→ **DIRECTION**
In the listing below, locate the lines bearing the word "from". Copy every one of them.
^^^^^^^^^^^^^^^^
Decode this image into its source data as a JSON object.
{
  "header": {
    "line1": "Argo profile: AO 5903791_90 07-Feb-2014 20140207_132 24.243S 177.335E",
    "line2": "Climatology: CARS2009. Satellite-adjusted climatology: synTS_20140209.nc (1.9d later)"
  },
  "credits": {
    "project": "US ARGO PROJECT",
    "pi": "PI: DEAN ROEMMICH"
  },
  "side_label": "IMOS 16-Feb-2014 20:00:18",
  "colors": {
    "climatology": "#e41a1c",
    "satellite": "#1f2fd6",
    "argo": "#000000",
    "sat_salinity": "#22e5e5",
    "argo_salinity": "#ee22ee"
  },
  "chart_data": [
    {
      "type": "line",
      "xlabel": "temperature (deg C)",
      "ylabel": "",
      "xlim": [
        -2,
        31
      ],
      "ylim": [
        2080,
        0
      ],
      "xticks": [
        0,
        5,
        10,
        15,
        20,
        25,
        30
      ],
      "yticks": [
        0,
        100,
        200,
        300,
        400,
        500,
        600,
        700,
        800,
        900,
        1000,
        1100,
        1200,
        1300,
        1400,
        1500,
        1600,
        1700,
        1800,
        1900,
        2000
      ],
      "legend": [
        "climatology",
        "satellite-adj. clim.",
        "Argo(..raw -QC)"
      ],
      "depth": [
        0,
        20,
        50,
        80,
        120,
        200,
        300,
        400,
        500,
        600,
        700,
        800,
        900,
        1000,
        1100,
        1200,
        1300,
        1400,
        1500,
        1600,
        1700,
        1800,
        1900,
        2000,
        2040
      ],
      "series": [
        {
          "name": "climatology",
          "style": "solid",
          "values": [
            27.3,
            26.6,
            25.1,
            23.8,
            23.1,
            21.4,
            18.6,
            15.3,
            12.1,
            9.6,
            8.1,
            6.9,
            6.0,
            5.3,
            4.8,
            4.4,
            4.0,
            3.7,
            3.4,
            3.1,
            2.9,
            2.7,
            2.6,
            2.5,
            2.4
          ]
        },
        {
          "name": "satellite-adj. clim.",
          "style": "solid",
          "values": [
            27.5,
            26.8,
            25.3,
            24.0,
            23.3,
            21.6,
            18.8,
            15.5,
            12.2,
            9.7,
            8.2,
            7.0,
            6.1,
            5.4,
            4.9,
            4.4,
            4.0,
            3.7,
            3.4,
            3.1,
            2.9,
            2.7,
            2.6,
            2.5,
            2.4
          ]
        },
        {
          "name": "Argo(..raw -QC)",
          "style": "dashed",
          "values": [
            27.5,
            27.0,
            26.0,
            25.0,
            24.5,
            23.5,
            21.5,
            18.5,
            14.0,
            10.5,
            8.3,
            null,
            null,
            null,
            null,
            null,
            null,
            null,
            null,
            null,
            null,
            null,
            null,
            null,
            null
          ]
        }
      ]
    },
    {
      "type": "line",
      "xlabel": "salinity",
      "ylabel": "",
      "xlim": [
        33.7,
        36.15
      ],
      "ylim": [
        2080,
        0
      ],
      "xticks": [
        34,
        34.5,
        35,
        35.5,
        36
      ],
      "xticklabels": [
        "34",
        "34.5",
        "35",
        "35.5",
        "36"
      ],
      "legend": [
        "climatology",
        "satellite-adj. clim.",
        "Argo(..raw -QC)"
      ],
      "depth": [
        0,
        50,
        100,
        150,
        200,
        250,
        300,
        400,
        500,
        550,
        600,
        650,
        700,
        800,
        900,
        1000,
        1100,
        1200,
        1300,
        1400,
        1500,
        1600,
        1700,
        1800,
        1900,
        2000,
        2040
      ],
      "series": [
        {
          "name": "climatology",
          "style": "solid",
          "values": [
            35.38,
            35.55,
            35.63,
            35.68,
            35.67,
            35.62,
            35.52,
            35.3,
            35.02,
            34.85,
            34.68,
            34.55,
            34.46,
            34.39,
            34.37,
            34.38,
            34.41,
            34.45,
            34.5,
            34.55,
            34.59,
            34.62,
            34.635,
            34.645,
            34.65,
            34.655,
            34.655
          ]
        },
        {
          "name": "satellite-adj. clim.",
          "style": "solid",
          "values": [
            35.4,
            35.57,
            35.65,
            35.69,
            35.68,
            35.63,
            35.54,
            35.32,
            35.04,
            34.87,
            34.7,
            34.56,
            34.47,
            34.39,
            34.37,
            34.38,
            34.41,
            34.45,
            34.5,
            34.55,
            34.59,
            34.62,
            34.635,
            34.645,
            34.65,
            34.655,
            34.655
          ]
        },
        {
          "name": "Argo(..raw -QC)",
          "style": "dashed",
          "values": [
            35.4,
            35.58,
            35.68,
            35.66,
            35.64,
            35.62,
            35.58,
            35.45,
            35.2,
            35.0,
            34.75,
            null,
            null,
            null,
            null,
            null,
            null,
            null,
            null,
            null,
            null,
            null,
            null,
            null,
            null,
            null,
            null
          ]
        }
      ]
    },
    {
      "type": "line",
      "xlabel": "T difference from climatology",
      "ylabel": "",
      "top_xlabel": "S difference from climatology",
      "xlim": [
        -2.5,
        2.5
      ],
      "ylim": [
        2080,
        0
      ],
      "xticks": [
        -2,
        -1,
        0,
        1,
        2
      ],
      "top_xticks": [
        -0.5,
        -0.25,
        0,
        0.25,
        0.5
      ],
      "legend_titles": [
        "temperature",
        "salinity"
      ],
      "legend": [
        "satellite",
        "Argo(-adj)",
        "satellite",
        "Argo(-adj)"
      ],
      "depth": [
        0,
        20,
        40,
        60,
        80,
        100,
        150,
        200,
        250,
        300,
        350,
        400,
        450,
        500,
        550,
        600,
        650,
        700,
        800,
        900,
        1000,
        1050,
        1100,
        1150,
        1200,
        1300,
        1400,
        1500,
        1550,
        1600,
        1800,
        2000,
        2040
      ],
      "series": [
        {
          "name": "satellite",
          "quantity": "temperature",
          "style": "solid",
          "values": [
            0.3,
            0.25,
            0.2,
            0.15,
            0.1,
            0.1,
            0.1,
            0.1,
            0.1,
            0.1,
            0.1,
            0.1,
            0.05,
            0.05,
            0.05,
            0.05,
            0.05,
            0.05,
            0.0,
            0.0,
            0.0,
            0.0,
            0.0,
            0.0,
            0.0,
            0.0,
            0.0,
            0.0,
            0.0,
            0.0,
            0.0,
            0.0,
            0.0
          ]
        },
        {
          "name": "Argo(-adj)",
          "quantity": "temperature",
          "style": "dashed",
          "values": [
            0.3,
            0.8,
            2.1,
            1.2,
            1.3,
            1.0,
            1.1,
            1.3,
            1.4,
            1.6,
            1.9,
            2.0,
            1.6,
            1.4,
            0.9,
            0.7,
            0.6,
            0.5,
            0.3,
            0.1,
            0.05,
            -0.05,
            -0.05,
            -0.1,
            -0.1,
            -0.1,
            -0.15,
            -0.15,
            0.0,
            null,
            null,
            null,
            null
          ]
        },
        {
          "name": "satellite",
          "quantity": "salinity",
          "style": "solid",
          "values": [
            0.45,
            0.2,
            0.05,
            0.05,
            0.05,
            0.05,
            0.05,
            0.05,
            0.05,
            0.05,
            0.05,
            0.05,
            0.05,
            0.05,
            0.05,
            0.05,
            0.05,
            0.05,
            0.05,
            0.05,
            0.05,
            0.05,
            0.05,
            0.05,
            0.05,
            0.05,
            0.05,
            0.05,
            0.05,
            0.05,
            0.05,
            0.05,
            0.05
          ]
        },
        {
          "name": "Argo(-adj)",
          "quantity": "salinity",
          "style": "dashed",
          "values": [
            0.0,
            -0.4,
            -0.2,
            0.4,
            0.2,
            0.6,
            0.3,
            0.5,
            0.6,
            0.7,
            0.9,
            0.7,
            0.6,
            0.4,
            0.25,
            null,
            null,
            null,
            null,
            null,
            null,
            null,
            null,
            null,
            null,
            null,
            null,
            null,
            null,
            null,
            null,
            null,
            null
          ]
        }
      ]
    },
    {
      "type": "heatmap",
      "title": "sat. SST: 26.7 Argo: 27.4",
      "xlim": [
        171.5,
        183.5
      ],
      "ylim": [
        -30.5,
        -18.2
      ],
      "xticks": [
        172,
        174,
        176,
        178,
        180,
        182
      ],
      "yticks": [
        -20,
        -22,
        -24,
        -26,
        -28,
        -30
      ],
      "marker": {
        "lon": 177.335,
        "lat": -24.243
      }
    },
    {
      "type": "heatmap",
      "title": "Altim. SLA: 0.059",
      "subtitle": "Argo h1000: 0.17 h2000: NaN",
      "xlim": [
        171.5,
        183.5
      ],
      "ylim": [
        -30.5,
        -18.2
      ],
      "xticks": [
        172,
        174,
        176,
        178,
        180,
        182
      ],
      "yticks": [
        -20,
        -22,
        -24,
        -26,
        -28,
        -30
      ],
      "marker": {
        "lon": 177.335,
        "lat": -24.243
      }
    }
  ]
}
^^^^^^^^^^^^^^^^
→ **WORKED ANSWER**
      "xlabel": "T difference from climatology",
      "top_xlabel": "S difference from climatology",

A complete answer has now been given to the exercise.